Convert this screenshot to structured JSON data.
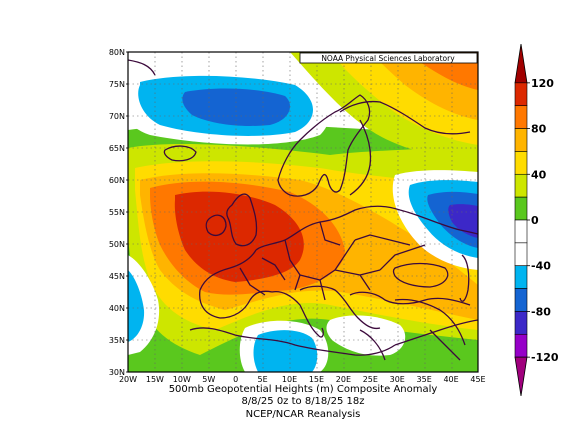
{
  "map": {
    "credit": "NOAA Physical Sciences Laboratory",
    "lat_labels": [
      "80N",
      "75N",
      "70N",
      "65N",
      "60N",
      "55N",
      "50N",
      "45N",
      "40N",
      "35N",
      "30N"
    ],
    "lon_labels": [
      "20W",
      "15W",
      "10W",
      "5W",
      "0",
      "5E",
      "10E",
      "15E",
      "20E",
      "25E",
      "30E",
      "35E",
      "40E",
      "45E"
    ],
    "lat_range": [
      30,
      80
    ],
    "lon_range": [
      -20,
      45
    ]
  },
  "colorbar": {
    "labels": [
      "120",
      "80",
      "40",
      "0",
      "-40",
      "-80",
      "-120"
    ],
    "colors": [
      "#a00000",
      "#dc2800",
      "#ff7800",
      "#ffb400",
      "#ffdc00",
      "#cde600",
      "#5ac81e",
      "#ffffff",
      "#ffffff",
      "#00b4f0",
      "#1464d2",
      "#3c28c8",
      "#9600c8",
      "#a0007d"
    ]
  },
  "caption": {
    "line1": "500mb Geopotential Heights (m)   Composite Anomaly",
    "line2": "8/8/25 0z  to 8/18/25 18z",
    "line3": "NCEP/NCAR Reanalysis"
  }
}
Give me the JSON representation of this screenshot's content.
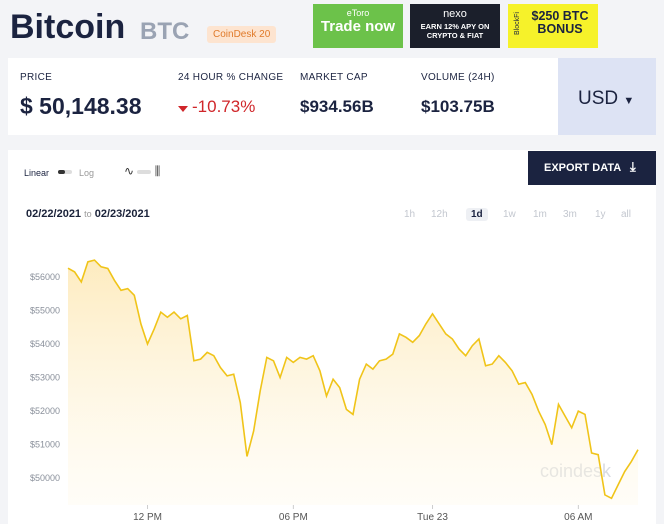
{
  "header": {
    "title": "Bitcoin",
    "symbol": "BTC",
    "badge": "CoinDesk 20"
  },
  "ads": {
    "etoro_logo": "eToro",
    "etoro_text": "Trade now",
    "nexo_logo": "nexo",
    "nexo_text": "EARN 12% APY ON CRYPTO & FIAT",
    "blockfi_logo": "BlockFi",
    "blockfi_text": "$250 BTC BONUS"
  },
  "stats": [
    {
      "label": "PRICE",
      "value": "$ 50,148.38"
    },
    {
      "label": "24 HOUR % CHANGE",
      "value": "-10.73%"
    },
    {
      "label": "MARKET CAP",
      "value": "$934.56B"
    },
    {
      "label": "VOLUME (24H)",
      "value": "$103.75B"
    }
  ],
  "currency": "USD",
  "controls": {
    "scales": [
      "Linear",
      "Log"
    ],
    "export": "EXPORT DATA",
    "date_from": "02/22/2021",
    "date_sep": "to",
    "date_to": "02/23/2021",
    "ranges": [
      "1h",
      "12h",
      "1d",
      "1w",
      "1m",
      "3m",
      "1y",
      "all"
    ],
    "active_range": "1d"
  },
  "chart_data": {
    "type": "line",
    "watermark": "coindesk",
    "categories": [
      null,
      null,
      null,
      null,
      null,
      null,
      null,
      null,
      null,
      null,
      null,
      null,
      "12 PM",
      null,
      null,
      null,
      null,
      null,
      null,
      null,
      null,
      null,
      null,
      null,
      null,
      null,
      null,
      null,
      null,
      null,
      null,
      null,
      null,
      null,
      "06 PM",
      null,
      null,
      null,
      null,
      null,
      null,
      null,
      null,
      null,
      null,
      null,
      null,
      null,
      null,
      null,
      null,
      null,
      null,
      null,
      null,
      "Tue 23",
      null,
      null,
      null,
      null,
      null,
      null,
      null,
      null,
      null,
      null,
      null,
      null,
      null,
      null,
      null,
      null,
      null,
      null,
      null,
      null,
      null,
      "06 AM",
      null,
      null,
      null,
      null,
      null,
      null,
      null,
      null,
      null
    ],
    "series": [
      {
        "name": "BTC",
        "color": "#f0c419",
        "values": [
          56260,
          56150,
          55850,
          56450,
          56500,
          56300,
          56250,
          55900,
          55600,
          55650,
          55450,
          54600,
          54000,
          54450,
          54950,
          54800,
          54950,
          54750,
          54850,
          53500,
          53550,
          53750,
          53650,
          53300,
          53050,
          53100,
          52250,
          50650,
          51400,
          52600,
          53600,
          53500,
          53000,
          53600,
          53450,
          53600,
          53550,
          53650,
          53200,
          52450,
          52950,
          52700,
          52050,
          51900,
          52950,
          53400,
          53250,
          53500,
          53550,
          53700,
          54300,
          54200,
          54050,
          54250,
          54600,
          54900,
          54600,
          54300,
          54150,
          53850,
          53650,
          53950,
          54150,
          53350,
          53400,
          53650,
          53450,
          53200,
          52800,
          52850,
          52500,
          52000,
          51600,
          51000,
          52200,
          51850,
          51500,
          52000,
          51900,
          50750,
          50700,
          49500,
          49400,
          49800,
          50200,
          50500,
          50850
        ]
      }
    ],
    "ylim": [
      49200,
      57100
    ],
    "yticks": [
      {
        "value": 50000,
        "label": "$50000"
      },
      {
        "value": 51000,
        "label": "$51000"
      },
      {
        "value": 52000,
        "label": "$52000"
      },
      {
        "value": 53000,
        "label": "$53000"
      },
      {
        "value": 54000,
        "label": "$54000"
      },
      {
        "value": 55000,
        "label": "$55000"
      },
      {
        "value": 56000,
        "label": "$56000"
      }
    ],
    "grid": false
  }
}
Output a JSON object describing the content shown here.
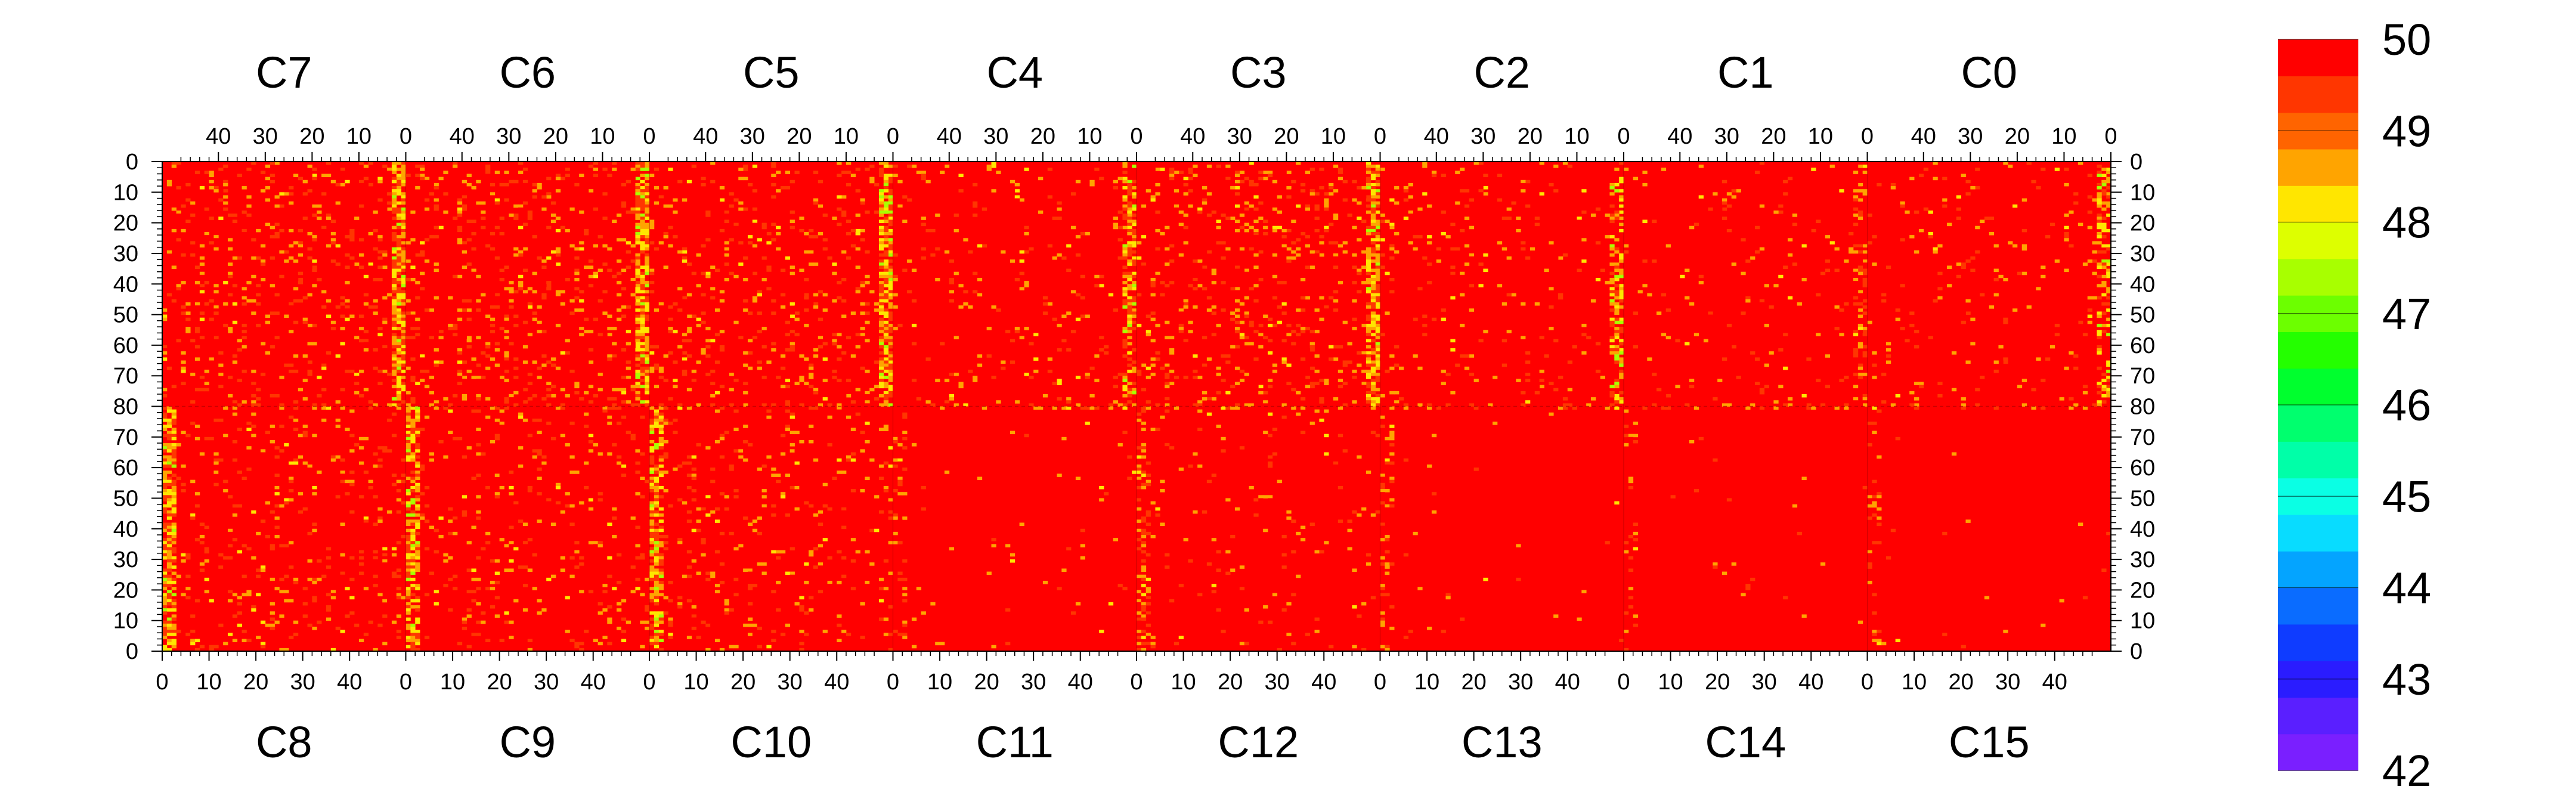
{
  "chart_data": {
    "type": "heatmap",
    "title": "",
    "xlabel": "",
    "ylabel": "",
    "z_range": [
      42,
      50
    ],
    "grid": false,
    "legend": "right (color scale bar)",
    "colorbar": {
      "tick_labels": [
        "50",
        "49",
        "48",
        "47",
        "46",
        "45",
        "44",
        "43",
        "42"
      ],
      "colors": [
        "#7a1fff",
        "#5a1fff",
        "#2a1cff",
        "#0f3cff",
        "#0a6cff",
        "#04a4ff",
        "#08dcff",
        "#0affe4",
        "#00ffa8",
        "#00ff6e",
        "#00ff2e",
        "#24ff00",
        "#6cff00",
        "#a8ff00",
        "#ddff00",
        "#ffe600",
        "#ffa400",
        "#ff6400",
        "#ff3600",
        "#ff0000"
      ]
    },
    "top_row": {
      "chip_labels": [
        "C7",
        "C6",
        "C5",
        "C4",
        "C3",
        "C2",
        "C1",
        "C0"
      ],
      "column_tick_labels": [
        "40",
        "30",
        "20",
        "10",
        "0"
      ],
      "row_tick_labels": [
        "0",
        "10",
        "20",
        "30",
        "40",
        "50",
        "60",
        "70",
        "80"
      ]
    },
    "bottom_row": {
      "chip_labels": [
        "C8",
        "C9",
        "C10",
        "C11",
        "C12",
        "C13",
        "C14",
        "C15"
      ],
      "column_tick_labels": [
        "0",
        "10",
        "20",
        "30",
        "40"
      ],
      "row_tick_labels": [
        "80",
        "70",
        "60",
        "50",
        "40",
        "30",
        "20",
        "10",
        "0"
      ]
    },
    "axes": {
      "column_range": [
        0,
        52
      ],
      "row_range_per_half": [
        0,
        80
      ]
    },
    "pixel_statistics": {
      "dominant_value": 50,
      "typical_minimum": 48,
      "outlier_minimum": 47,
      "columns_with_lower_values_near": 0
    }
  }
}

________________________________________

▶ [Written problem]
Your task is to set down the records shown above exactly, minus any pictures.

▶ [Finished task]
Convert this screenshot to structured JSON data.
{
  "map": {
    "credit": "NOAA Physical Sciences Laboratory",
    "lat_labels": [
      "80N",
      "75N",
      "70N",
      "65N",
      "60N",
      "55N",
      "50N",
      "45N",
      "40N",
      "35N",
      "30N"
    ],
    "lon_labels": [
      "20W",
      "15W",
      "10W",
      "5W",
      "0",
      "5E",
      "10E",
      "15E",
      "20E",
      "25E",
      "30E",
      "35E",
      "40E",
      "45E"
    ],
    "lat_range": [
      30,
      80
    ],
    "lon_range": [
      -20,
      45
    ]
  },
  "colorbar": {
    "labels": [
      "120",
      "80",
      "40",
      "0",
      "-40",
      "-80",
      "-120"
    ],
    "colors": [
      "#a00000",
      "#dc2800",
      "#ff7800",
      "#ffb400",
      "#ffdc00",
      "#cde600",
      "#5ac81e",
      "#ffffff",
      "#ffffff",
      "#00b4f0",
      "#1464d2",
      "#3c28c8",
      "#9600c8",
      "#a0007d"
    ]
  },
  "caption": {
    "line1": "500mb Geopotential Heights (m)   Composite Anomaly",
    "line2": "8/8/25 0z  to 8/18/25 18z",
    "line3": "NCEP/NCAR Reanalysis"
  }
}
Give me the JSON representation of this screenshot's content.
{
  "header": {
    "title": "Bitcoin",
    "symbol": "BTC",
    "badge": "CoinDesk 20"
  },
  "ads": {
    "etoro_logo": "eToro",
    "etoro_text": "Trade now",
    "nexo_logo": "nexo",
    "nexo_text": "EARN 12% APY ON CRYPTO & FIAT",
    "blockfi_logo": "BlockFi",
    "blockfi_text": "$250 BTC BONUS"
  },
  "stats": [
    {
      "label": "PRICE",
      "value": "$ 50,148.38"
    },
    {
      "label": "24 HOUR % CHANGE",
      "value": "-10.73%"
    },
    {
      "label": "MARKET CAP",
      "value": "$934.56B"
    },
    {
      "label": "VOLUME (24H)",
      "value": "$103.75B"
    }
  ],
  "currency": "USD",
  "controls": {
    "scales": [
      "Linear",
      "Log"
    ],
    "export": "EXPORT DATA",
    "date_from": "02/22/2021",
    "date_sep": "to",
    "date_to": "02/23/2021",
    "ranges": [
      "1h",
      "12h",
      "1d",
      "1w",
      "1m",
      "3m",
      "1y",
      "all"
    ],
    "active_range": "1d"
  },
  "chart_data": {
    "type": "line",
    "watermark": "coindesk",
    "categories": [
      null,
      null,
      null,
      null,
      null,
      null,
      null,
      null,
      null,
      null,
      null,
      null,
      "12 PM",
      null,
      null,
      null,
      null,
      null,
      null,
      null,
      null,
      null,
      null,
      null,
      null,
      null,
      null,
      null,
      null,
      null,
      null,
      null,
      null,
      null,
      "06 PM",
      null,
      null,
      null,
      null,
      null,
      null,
      null,
      null,
      null,
      null,
      null,
      null,
      null,
      null,
      null,
      null,
      null,
      null,
      null,
      null,
      "Tue 23",
      null,
      null,
      null,
      null,
      null,
      null,
      null,
      null,
      null,
      null,
      null,
      null,
      null,
      null,
      null,
      null,
      null,
      null,
      null,
      null,
      null,
      "06 AM",
      null,
      null,
      null,
      null,
      null,
      null,
      null,
      null,
      null
    ],
    "series": [
      {
        "name": "BTC",
        "color": "#f0c419",
        "values": [
          56260,
          56150,
          55850,
          56450,
          56500,
          56300,
          56250,
          55900,
          55600,
          55650,
          55450,
          54600,
          54000,
          54450,
          54950,
          54800,
          54950,
          54750,
          54850,
          53500,
          53550,
          53750,
          53650,
          53300,
          53050,
          53100,
          52250,
          50650,
          51400,
          52600,
          53600,
          53500,
          53000,
          53600,
          53450,
          53600,
          53550,
          53650,
          53200,
          52450,
          52950,
          52700,
          52050,
          51900,
          52950,
          53400,
          53250,
          53500,
          53550,
          53700,
          54300,
          54200,
          54050,
          54250,
          54600,
          54900,
          54600,
          54300,
          54150,
          53850,
          53650,
          53950,
          54150,
          53350,
          53400,
          53650,
          53450,
          53200,
          52800,
          52850,
          52500,
          52000,
          51600,
          51000,
          52200,
          51850,
          51500,
          52000,
          51900,
          50750,
          50700,
          49500,
          49400,
          49800,
          50200,
          50500,
          50850
        ]
      }
    ],
    "ylim": [
      49200,
      57100
    ],
    "yticks": [
      {
        "value": 50000,
        "label": "$50000"
      },
      {
        "value": 51000,
        "label": "$51000"
      },
      {
        "value": 52000,
        "label": "$52000"
      },
      {
        "value": 53000,
        "label": "$53000"
      },
      {
        "value": 54000,
        "label": "$54000"
      },
      {
        "value": 55000,
        "label": "$55000"
      },
      {
        "value": 56000,
        "label": "$56000"
      }
    ],
    "grid": false
  }
}
Output a JSON object describing the content shown here.
{
  "chart_data": {
    "type": "heatmap",
    "title": "",
    "xlabel": "",
    "ylabel": "",
    "z_range": [
      42,
      50
    ],
    "grid": false,
    "legend": "right (color scale bar)",
    "colorbar": {
      "tick_labels": [
        "50",
        "49",
        "48",
        "47",
        "46",
        "45",
        "44",
        "43",
        "42"
      ],
      "colors": [
        "#7a1fff",
        "#5a1fff",
        "#2a1cff",
        "#0f3cff",
        "#0a6cff",
        "#04a4ff",
        "#08dcff",
        "#0affe4",
        "#00ffa8",
        "#00ff6e",
        "#00ff2e",
        "#24ff00",
        "#6cff00",
        "#a8ff00",
        "#ddff00",
        "#ffe600",
        "#ffa400",
        "#ff6400",
        "#ff3600",
        "#ff0000"
      ]
    },
    "top_row": {
      "chip_labels": [
        "C7",
        "C6",
        "C5",
        "C4",
        "C3",
        "C2",
        "C1",
        "C0"
      ],
      "column_tick_labels": [
        "40",
        "30",
        "20",
        "10",
        "0"
      ],
      "row_tick_labels": [
        "0",
        "10",
        "20",
        "30",
        "40",
        "50",
        "60",
        "70",
        "80"
      ]
    },
    "bottom_row": {
      "chip_labels": [
        "C8",
        "C9",
        "C10",
        "C11",
        "C12",
        "C13",
        "C14",
        "C15"
      ],
      "column_tick_labels": [
        "0",
        "10",
        "20",
        "30",
        "40"
      ],
      "row_tick_labels": [
        "80",
        "70",
        "60",
        "50",
        "40",
        "30",
        "20",
        "10",
        "0"
      ]
    },
    "axes": {
      "column_range": [
        0,
        52
      ],
      "row_range_per_half": [
        0,
        80
      ]
    },
    "pixel_statistics": {
      "dominant_value": 50,
      "typical_minimum": 48,
      "outlier_minimum": 47,
      "columns_with_lower_values_near": 0
    }
  }
}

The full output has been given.